▶ [RAW RECORDS]:
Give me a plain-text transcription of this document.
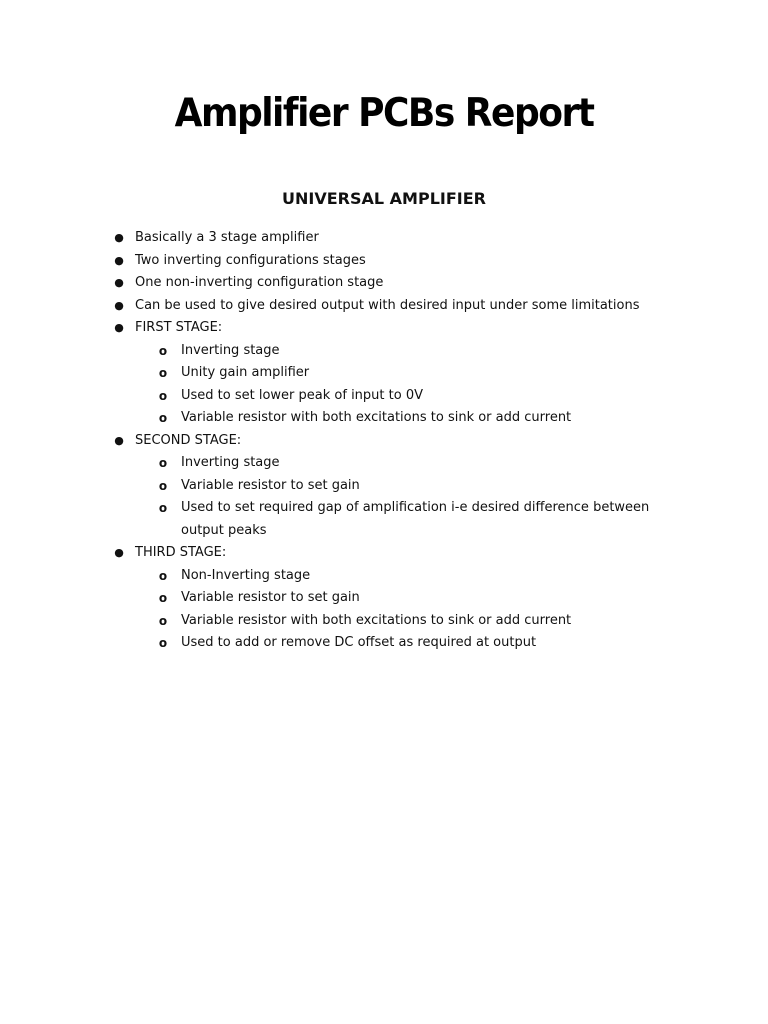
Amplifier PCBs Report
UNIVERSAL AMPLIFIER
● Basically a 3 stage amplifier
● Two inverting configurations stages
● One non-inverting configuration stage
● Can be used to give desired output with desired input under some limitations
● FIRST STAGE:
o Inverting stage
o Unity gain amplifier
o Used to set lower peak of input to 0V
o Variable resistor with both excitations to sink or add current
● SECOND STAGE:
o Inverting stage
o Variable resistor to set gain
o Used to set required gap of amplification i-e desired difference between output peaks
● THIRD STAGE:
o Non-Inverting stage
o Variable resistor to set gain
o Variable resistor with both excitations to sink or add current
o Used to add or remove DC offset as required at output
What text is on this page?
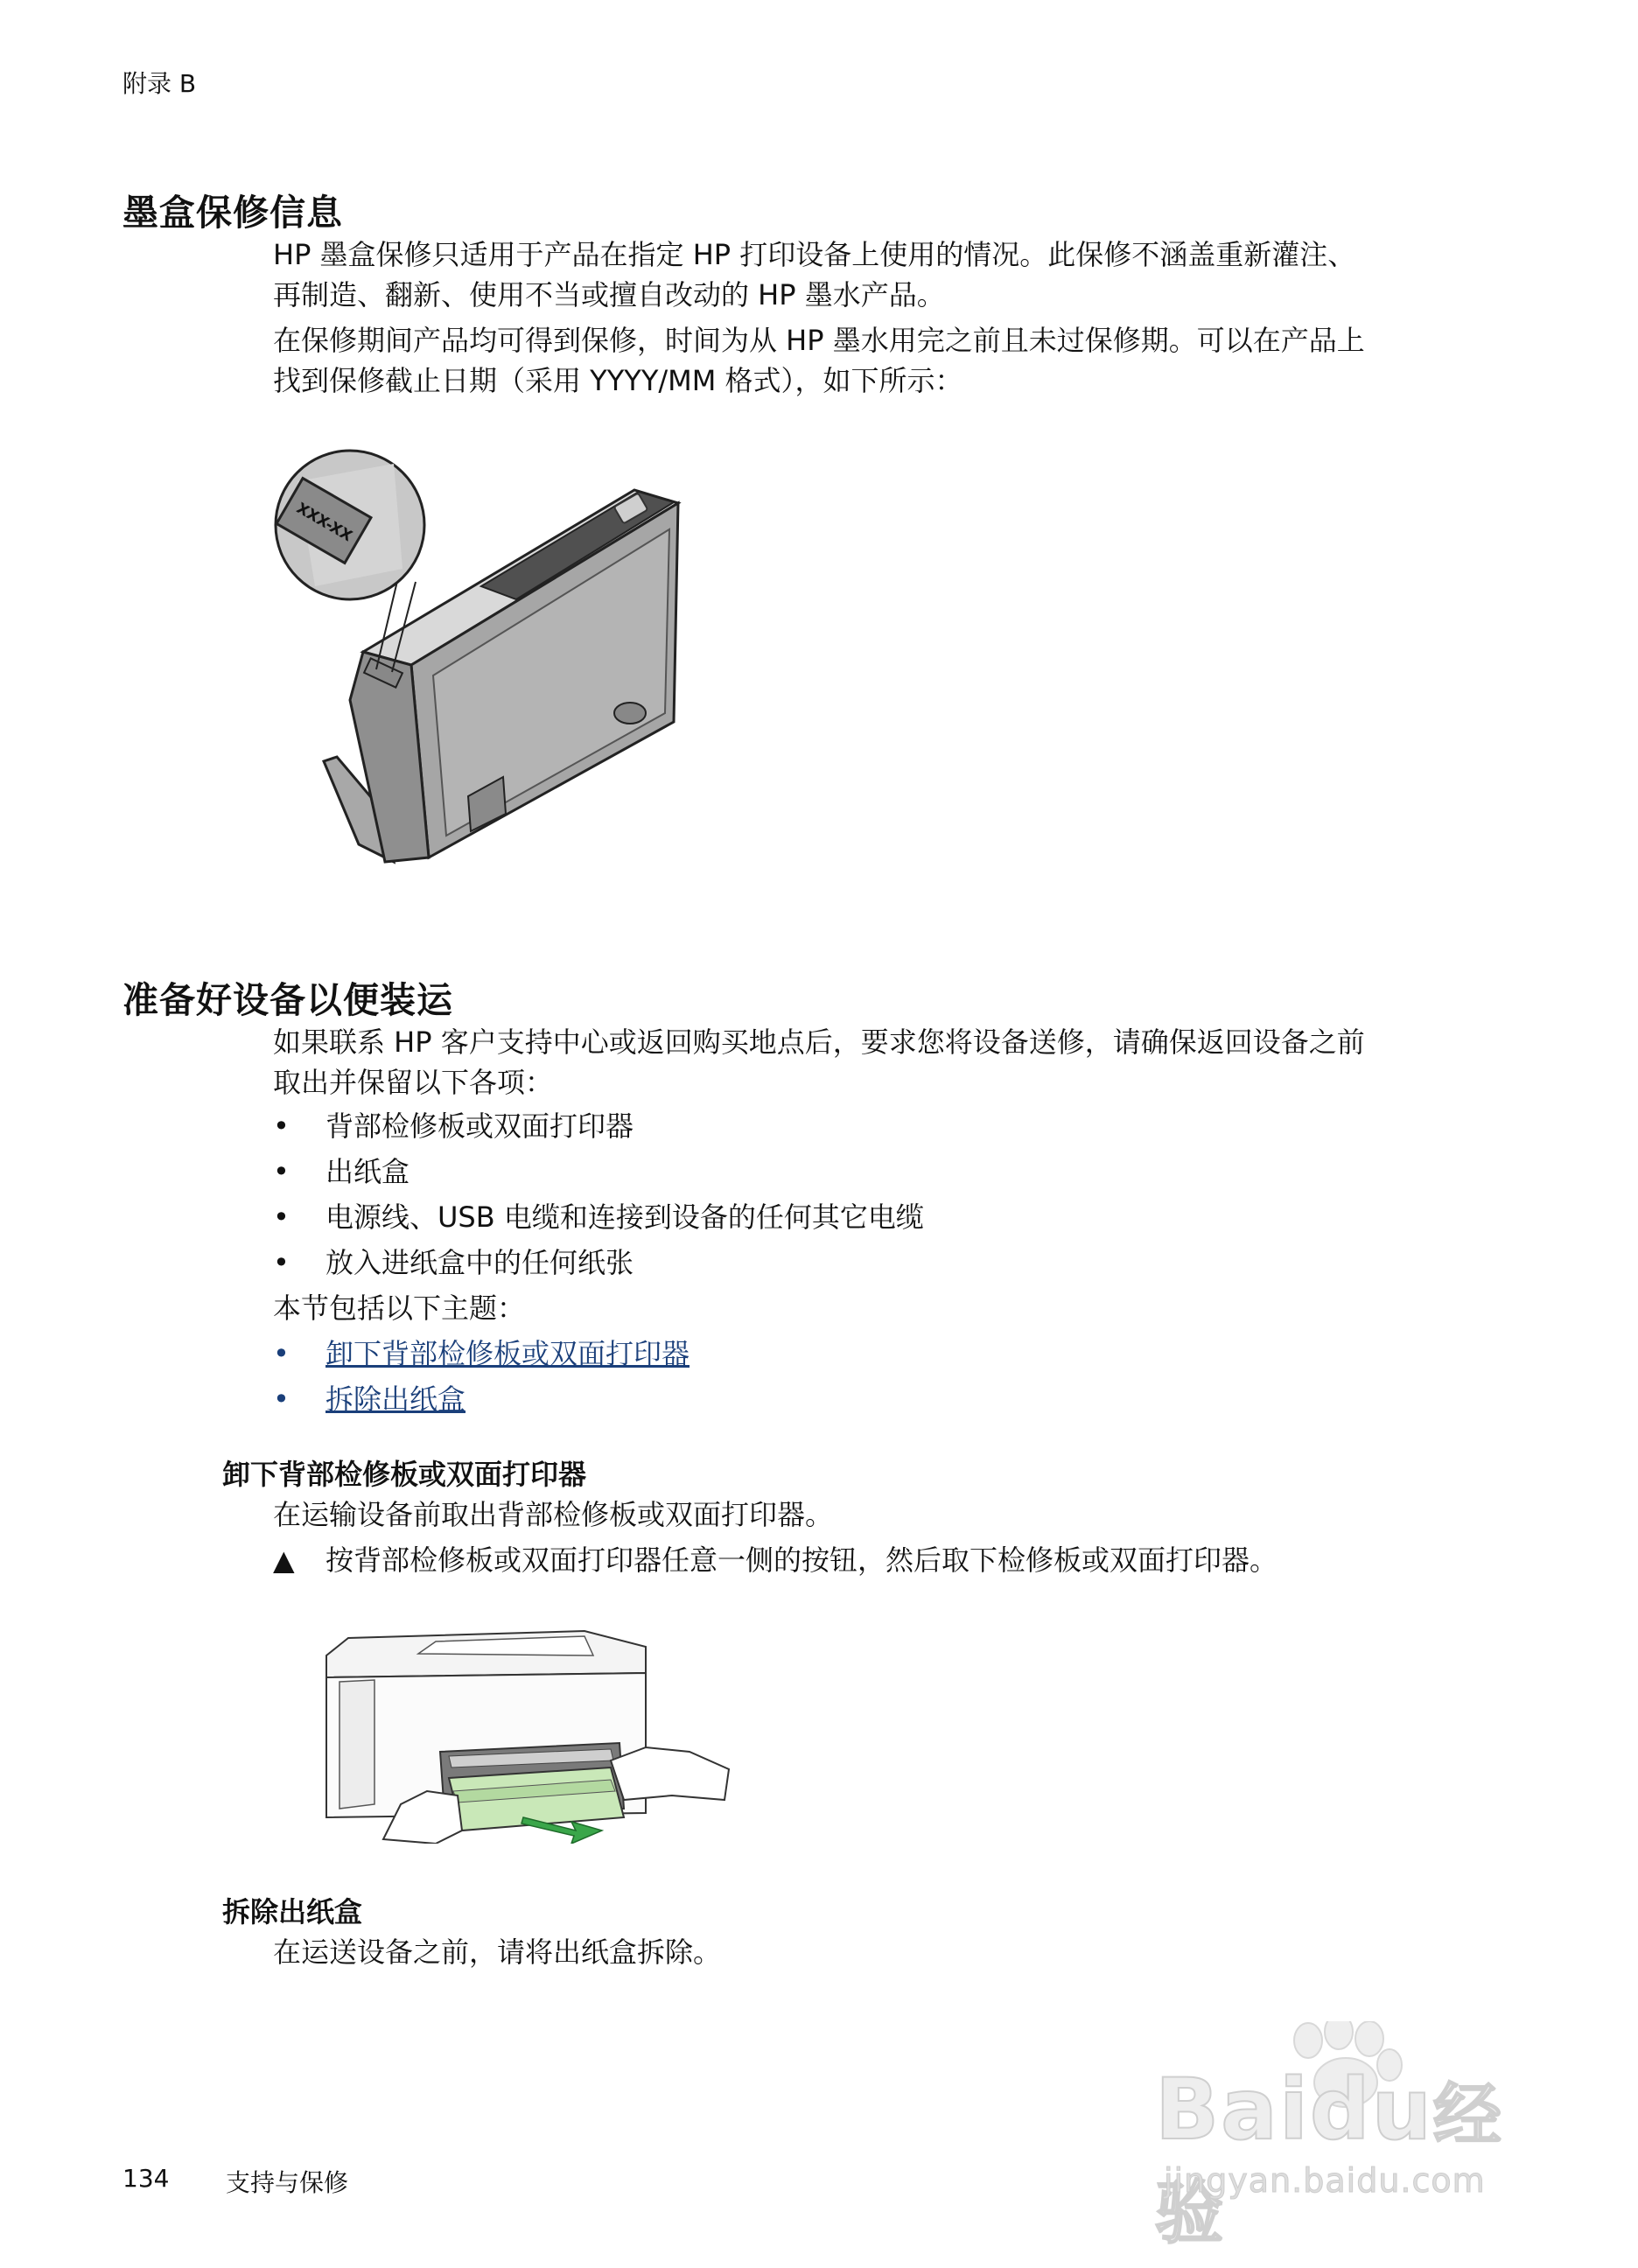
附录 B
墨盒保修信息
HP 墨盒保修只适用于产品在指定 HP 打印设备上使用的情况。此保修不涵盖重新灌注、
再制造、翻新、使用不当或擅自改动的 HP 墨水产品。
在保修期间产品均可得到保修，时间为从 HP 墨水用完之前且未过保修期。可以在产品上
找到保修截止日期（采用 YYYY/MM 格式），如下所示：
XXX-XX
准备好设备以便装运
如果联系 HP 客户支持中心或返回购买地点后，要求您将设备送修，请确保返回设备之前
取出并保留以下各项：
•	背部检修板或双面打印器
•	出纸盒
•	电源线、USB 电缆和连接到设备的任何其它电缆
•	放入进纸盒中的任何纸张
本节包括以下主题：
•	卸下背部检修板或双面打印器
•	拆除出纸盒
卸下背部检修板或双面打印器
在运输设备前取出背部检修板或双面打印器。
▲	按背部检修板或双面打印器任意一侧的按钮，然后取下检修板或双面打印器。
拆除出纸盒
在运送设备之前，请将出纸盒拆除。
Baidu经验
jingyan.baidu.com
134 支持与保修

▶ [TASK REQUIREMENTS]:
Leave out the pictures and output the rest of the material exactly as written.

▶ [SOLUTION TO THIS PROBLEM]:
Give me a plain-text transcription of this document.
Amplifier PCBs Report
UNIVERSAL AMPLIFIER
● Basically a 3 stage amplifier
● Two inverting configurations stages
● One non-inverting configuration stage
● Can be used to give desired output with desired input under some limitations
● FIRST STAGE:
o Inverting stage
o Unity gain amplifier
o Used to set lower peak of input to 0V
o Variable resistor with both excitations to sink or add current
● SECOND STAGE:
o Inverting stage
o Variable resistor to set gain
o Used to set required gap of amplification i-e desired difference between output peaks
● THIRD STAGE:
o Non-Inverting stage
o Variable resistor to set gain
o Variable resistor with both excitations to sink or add current
o Used to add or remove DC offset as required at output
What text is on this page?
附录 B
墨盒保修信息
HP 墨盒保修只适用于产品在指定 HP 打印设备上使用的情况。此保修不涵盖重新灌注、
再制造、翻新、使用不当或擅自改动的 HP 墨水产品。
在保修期间产品均可得到保修，时间为从 HP 墨水用完之前且未过保修期。可以在产品上
找到保修截止日期（采用 YYYY/MM 格式），如下所示：
XXX-XX
准备好设备以便装运
如果联系 HP 客户支持中心或返回购买地点后，要求您将设备送修，请确保返回设备之前
取出并保留以下各项：
•	背部检修板或双面打印器
•	出纸盒
•	电源线、USB 电缆和连接到设备的任何其它电缆
•	放入进纸盒中的任何纸张
本节包括以下主题：
•	卸下背部检修板或双面打印器
•	拆除出纸盒
卸下背部检修板或双面打印器
在运输设备前取出背部检修板或双面打印器。
▲	按背部检修板或双面打印器任意一侧的按钮，然后取下检修板或双面打印器。
拆除出纸盒
在运送设备之前，请将出纸盒拆除。
Baidu经验
jingyan.baidu.com
134 支持与保修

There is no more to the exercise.